### Set problem
Exact repetition of every entry is required.
>> start Data provided
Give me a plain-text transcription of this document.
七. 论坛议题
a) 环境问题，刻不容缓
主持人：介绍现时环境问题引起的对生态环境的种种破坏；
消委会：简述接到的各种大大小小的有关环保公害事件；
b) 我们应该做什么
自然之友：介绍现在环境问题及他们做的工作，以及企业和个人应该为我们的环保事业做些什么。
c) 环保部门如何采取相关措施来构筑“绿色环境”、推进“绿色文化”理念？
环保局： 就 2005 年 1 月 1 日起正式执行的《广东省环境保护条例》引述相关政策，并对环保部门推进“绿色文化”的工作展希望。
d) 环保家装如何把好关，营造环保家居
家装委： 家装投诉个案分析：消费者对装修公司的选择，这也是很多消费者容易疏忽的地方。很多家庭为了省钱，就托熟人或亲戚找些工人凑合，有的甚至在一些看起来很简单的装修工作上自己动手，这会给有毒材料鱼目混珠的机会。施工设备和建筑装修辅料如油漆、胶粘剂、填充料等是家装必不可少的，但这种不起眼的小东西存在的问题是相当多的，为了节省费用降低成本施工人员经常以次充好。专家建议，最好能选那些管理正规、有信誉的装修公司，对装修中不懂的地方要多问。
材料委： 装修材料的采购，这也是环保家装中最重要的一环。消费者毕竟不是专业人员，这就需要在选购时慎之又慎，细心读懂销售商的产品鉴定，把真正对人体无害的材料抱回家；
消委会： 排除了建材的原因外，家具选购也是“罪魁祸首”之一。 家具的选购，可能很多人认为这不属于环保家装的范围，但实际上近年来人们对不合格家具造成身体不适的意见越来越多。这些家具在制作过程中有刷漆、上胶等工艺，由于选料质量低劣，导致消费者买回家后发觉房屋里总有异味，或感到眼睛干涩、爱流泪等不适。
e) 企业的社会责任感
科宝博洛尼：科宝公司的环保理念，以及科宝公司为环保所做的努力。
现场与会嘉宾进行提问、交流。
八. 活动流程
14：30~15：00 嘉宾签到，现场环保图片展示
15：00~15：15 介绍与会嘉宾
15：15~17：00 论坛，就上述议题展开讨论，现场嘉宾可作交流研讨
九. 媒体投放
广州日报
>> end Data provided
### Correct answer
Give me a plain-text transcription of this document.
七. 论坛议题
a) 环境问题，刻不容缓
主持人：介绍现时环境问题引起的对生态环境的种种破坏；
消委会：简述接到的各种大大小小的有关环保公害事件；
b) 我们应该做什么
自然之友：介绍现在环境问题及他们做的工作，以及企业和个人应该为我们的环保事业做些什么。
c) 环保部门如何采取相关措施来构筑“绿色环境”、推进“绿色文化”理念？
环保局： 就 2005 年 1 月 1 日起正式执行的《广东省环境保护条例》引述相关政策，并对环保部门推进“绿色文化”的工作展希望。
d) 环保家装如何把好关，营造环保家居
家装委： 家装投诉个案分析：消费者对装修公司的选择，这也是很多消费者容易疏忽的地方。很多家庭为了省钱，就托熟人或亲戚找些工人凑合，有的甚至在一些看起来很简单的装修工作上自己动手，这会给有毒材料鱼目混珠的机会。施工设备和建筑装修辅料如油漆、胶粘剂、填充料等是家装必不可少的，但这种不起眼的小东西存在的问题是相当多的，为了节省费用降低成本施工人员经常以次充好。专家建议，最好能选那些管理正规、有信誉的装修公司，对装修中不懂的地方要多问。
材料委： 装修材料的采购，这也是环保家装中最重要的一环。消费者毕竟不是专业人员，这就需要在选购时慎之又慎，细心读懂销售商的产品鉴定，把真正对人体无害的材料抱回家；
消委会： 排除了建材的原因外，家具选购也是“罪魁祸首”之一。 家具的选购，可能很多人认为这不属于环保家装的范围，但实际上近年来人们对不合格家具造成身体不适的意见越来越多。这些家具在制作过程中有刷漆、上胶等工艺，由于选料质量低劣，导致消费者买回家后发觉房屋里总有异味，或感到眼睛干涩、爱流泪等不适。
e) 企业的社会责任感
科宝博洛尼：科宝公司的环保理念，以及科宝公司为环保所做的努力。
现场与会嘉宾进行提问、交流。
八. 活动流程
14：30~15：00 嘉宾签到，现场环保图片展示
15：00~15：15 介绍与会嘉宾
15：15~17：00 论坛，就上述议题展开讨论，现场嘉宾可作交流研讨
九. 媒体投放
广州日报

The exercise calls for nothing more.